— WHAT TO WORK ON —
In the entries below, count every line containing "SRMTID". Return the number and nothing else.

— PROVIDED INFORMATION —
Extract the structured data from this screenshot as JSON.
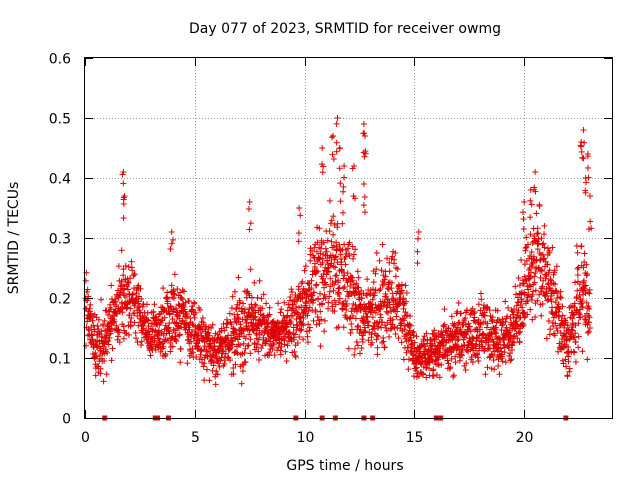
{
  "chart_data": {
    "type": "scatter",
    "title": "Day 077 of 2023, SRMTID for receiver owmg",
    "xlabel": "GPS time / hours",
    "ylabel": "SRMTID / TECUs",
    "xlim": [
      0,
      24
    ],
    "ylim": [
      0,
      0.6
    ],
    "x_ticks": [
      0,
      5,
      10,
      15,
      20
    ],
    "y_ticks": [
      0,
      0.1,
      0.2,
      0.3,
      0.4,
      0.5,
      0.6
    ],
    "x_tick_labels": [
      "0",
      "5",
      "10",
      "15",
      "20"
    ],
    "y_tick_labels": [
      "0",
      "0.1",
      "0.2",
      "0.3",
      "0.4",
      "0.5",
      "0.6"
    ],
    "grid": true,
    "marker": "+",
    "series_color": "#e00000",
    "envelope": {
      "x": [
        0,
        0.5,
        1.0,
        1.5,
        2.0,
        2.5,
        3.0,
        3.5,
        4.0,
        4.5,
        5.0,
        5.5,
        6.0,
        6.5,
        7.0,
        7.5,
        8.0,
        8.5,
        9.0,
        9.5,
        10.0,
        10.5,
        11.0,
        11.5,
        12.0,
        12.5,
        13.0,
        13.5,
        14.0,
        14.5,
        15.0,
        15.5,
        16.0,
        16.5,
        17.0,
        17.5,
        18.0,
        18.5,
        19.0,
        19.5,
        20.0,
        20.5,
        21.0,
        21.5,
        22.0,
        22.5,
        23.0
      ],
      "mean": [
        0.19,
        0.12,
        0.13,
        0.19,
        0.21,
        0.17,
        0.14,
        0.15,
        0.18,
        0.16,
        0.14,
        0.12,
        0.11,
        0.13,
        0.15,
        0.17,
        0.16,
        0.14,
        0.14,
        0.16,
        0.19,
        0.23,
        0.24,
        0.26,
        0.22,
        0.18,
        0.18,
        0.19,
        0.2,
        0.17,
        0.1,
        0.1,
        0.11,
        0.12,
        0.13,
        0.14,
        0.15,
        0.13,
        0.13,
        0.15,
        0.2,
        0.27,
        0.24,
        0.18,
        0.12,
        0.21,
        0.19
      ],
      "spread": [
        0.05,
        0.04,
        0.05,
        0.06,
        0.06,
        0.04,
        0.03,
        0.05,
        0.06,
        0.05,
        0.05,
        0.04,
        0.04,
        0.05,
        0.06,
        0.06,
        0.05,
        0.04,
        0.04,
        0.05,
        0.06,
        0.08,
        0.09,
        0.1,
        0.08,
        0.06,
        0.07,
        0.07,
        0.07,
        0.06,
        0.04,
        0.03,
        0.04,
        0.04,
        0.04,
        0.05,
        0.05,
        0.05,
        0.04,
        0.05,
        0.07,
        0.08,
        0.08,
        0.06,
        0.04,
        0.08,
        0.07
      ]
    },
    "peaks": [
      {
        "x": 1.75,
        "y": 0.41
      },
      {
        "x": 1.8,
        "y": 0.37
      },
      {
        "x": 3.95,
        "y": 0.31
      },
      {
        "x": 7.5,
        "y": 0.36
      },
      {
        "x": 9.75,
        "y": 0.35
      },
      {
        "x": 10.8,
        "y": 0.45
      },
      {
        "x": 11.3,
        "y": 0.47
      },
      {
        "x": 11.5,
        "y": 0.5
      },
      {
        "x": 11.6,
        "y": 0.45
      },
      {
        "x": 11.8,
        "y": 0.42
      },
      {
        "x": 12.25,
        "y": 0.42
      },
      {
        "x": 12.7,
        "y": 0.49
      },
      {
        "x": 12.75,
        "y": 0.47
      },
      {
        "x": 12.7,
        "y": 0.39
      },
      {
        "x": 15.2,
        "y": 0.31
      },
      {
        "x": 20.5,
        "y": 0.41
      },
      {
        "x": 20.3,
        "y": 0.38
      },
      {
        "x": 20.0,
        "y": 0.36
      },
      {
        "x": 22.7,
        "y": 0.48
      },
      {
        "x": 22.6,
        "y": 0.46
      },
      {
        "x": 22.9,
        "y": 0.44
      },
      {
        "x": 22.8,
        "y": 0.4
      },
      {
        "x": 23.0,
        "y": 0.37
      }
    ],
    "zero_values_x": [
      0.9,
      3.2,
      3.3,
      3.8,
      9.6,
      10.8,
      11.4,
      12.7,
      13.1,
      16.0,
      16.1,
      16.2,
      21.9
    ]
  }
}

— ANSWER FOR THIS EXERCISE —
2